** START OF Given information **
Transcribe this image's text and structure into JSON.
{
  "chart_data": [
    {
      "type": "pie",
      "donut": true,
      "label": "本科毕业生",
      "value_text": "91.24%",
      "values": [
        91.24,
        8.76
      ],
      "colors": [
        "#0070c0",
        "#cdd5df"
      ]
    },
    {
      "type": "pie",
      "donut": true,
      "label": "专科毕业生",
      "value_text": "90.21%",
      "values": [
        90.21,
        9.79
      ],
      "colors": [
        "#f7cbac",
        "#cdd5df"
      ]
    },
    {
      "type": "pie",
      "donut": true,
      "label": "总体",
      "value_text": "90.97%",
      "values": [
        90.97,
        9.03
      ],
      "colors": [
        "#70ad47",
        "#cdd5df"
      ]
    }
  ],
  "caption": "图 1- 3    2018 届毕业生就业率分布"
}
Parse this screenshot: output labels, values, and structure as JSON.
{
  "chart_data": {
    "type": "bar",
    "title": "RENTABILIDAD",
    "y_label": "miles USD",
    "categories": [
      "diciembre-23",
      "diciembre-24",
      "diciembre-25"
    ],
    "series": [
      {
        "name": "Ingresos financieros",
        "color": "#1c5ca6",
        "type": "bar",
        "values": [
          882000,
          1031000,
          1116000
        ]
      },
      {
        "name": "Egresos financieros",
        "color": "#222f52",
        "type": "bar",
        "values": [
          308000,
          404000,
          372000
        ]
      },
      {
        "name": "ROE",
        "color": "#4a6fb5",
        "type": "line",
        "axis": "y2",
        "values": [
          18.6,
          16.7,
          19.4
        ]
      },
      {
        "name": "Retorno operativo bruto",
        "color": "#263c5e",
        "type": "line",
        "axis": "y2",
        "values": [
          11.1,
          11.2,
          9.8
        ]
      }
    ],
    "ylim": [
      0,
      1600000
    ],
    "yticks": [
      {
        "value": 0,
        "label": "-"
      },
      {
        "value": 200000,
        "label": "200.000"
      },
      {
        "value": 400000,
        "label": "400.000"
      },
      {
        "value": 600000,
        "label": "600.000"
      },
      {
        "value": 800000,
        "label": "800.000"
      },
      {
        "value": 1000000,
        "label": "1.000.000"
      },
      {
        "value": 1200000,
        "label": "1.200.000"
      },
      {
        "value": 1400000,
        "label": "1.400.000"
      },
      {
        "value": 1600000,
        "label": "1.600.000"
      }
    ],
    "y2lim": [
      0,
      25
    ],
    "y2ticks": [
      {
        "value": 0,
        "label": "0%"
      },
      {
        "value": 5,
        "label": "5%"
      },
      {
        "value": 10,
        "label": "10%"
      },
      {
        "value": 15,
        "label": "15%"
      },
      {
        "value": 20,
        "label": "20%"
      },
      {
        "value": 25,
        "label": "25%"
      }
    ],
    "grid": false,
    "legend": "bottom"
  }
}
** END OF Given information **
_Problem details_. Each record above should be output again exactly.

_Expected answer_.
Transcribe this image's text and structure into JSON.
{
  "chart_data": [
    {
      "type": "pie",
      "donut": true,
      "label": "本科毕业生",
      "value_text": "91.24%",
      "values": [
        91.24,
        8.76
      ],
      "colors": [
        "#0070c0",
        "#cdd5df"
      ]
    },
    {
      "type": "pie",
      "donut": true,
      "label": "专科毕业生",
      "value_text": "90.21%",
      "values": [
        90.21,
        9.79
      ],
      "colors": [
        "#f7cbac",
        "#cdd5df"
      ]
    },
    {
      "type": "pie",
      "donut": true,
      "label": "总体",
      "value_text": "90.97%",
      "values": [
        90.97,
        9.03
      ],
      "colors": [
        "#70ad47",
        "#cdd5df"
      ]
    }
  ],
  "caption": "图 1- 3    2018 届毕业生就业率分布"
}
Parse this screenshot: output labels, values, and structure as JSON.
{
  "chart_data": {
    "type": "bar",
    "title": "RENTABILIDAD",
    "y_label": "miles USD",
    "categories": [
      "diciembre-23",
      "diciembre-24",
      "diciembre-25"
    ],
    "series": [
      {
        "name": "Ingresos financieros",
        "color": "#1c5ca6",
        "type": "bar",
        "values": [
          882000,
          1031000,
          1116000
        ]
      },
      {
        "name": "Egresos financieros",
        "color": "#222f52",
        "type": "bar",
        "values": [
          308000,
          404000,
          372000
        ]
      },
      {
        "name": "ROE",
        "color": "#4a6fb5",
        "type": "line",
        "axis": "y2",
        "values": [
          18.6,
          16.7,
          19.4
        ]
      },
      {
        "name": "Retorno operativo bruto",
        "color": "#263c5e",
        "type": "line",
        "axis": "y2",
        "values": [
          11.1,
          11.2,
          9.8
        ]
      }
    ],
    "ylim": [
      0,
      1600000
    ],
    "yticks": [
      {
        "value": 0,
        "label": "-"
      },
      {
        "value": 200000,
        "label": "200.000"
      },
      {
        "value": 400000,
        "label": "400.000"
      },
      {
        "value": 600000,
        "label": "600.000"
      },
      {
        "value": 800000,
        "label": "800.000"
      },
      {
        "value": 1000000,
        "label": "1.000.000"
      },
      {
        "value": 1200000,
        "label": "1.200.000"
      },
      {
        "value": 1400000,
        "label": "1.400.000"
      },
      {
        "value": 1600000,
        "label": "1.600.000"
      }
    ],
    "y2lim": [
      0,
      25
    ],
    "y2ticks": [
      {
        "value": 0,
        "label": "0%"
      },
      {
        "value": 5,
        "label": "5%"
      },
      {
        "value": 10,
        "label": "10%"
      },
      {
        "value": 15,
        "label": "15%"
      },
      {
        "value": 20,
        "label": "20%"
      },
      {
        "value": 25,
        "label": "25%"
      }
    ],
    "grid": false,
    "legend": "bottom"
  }
}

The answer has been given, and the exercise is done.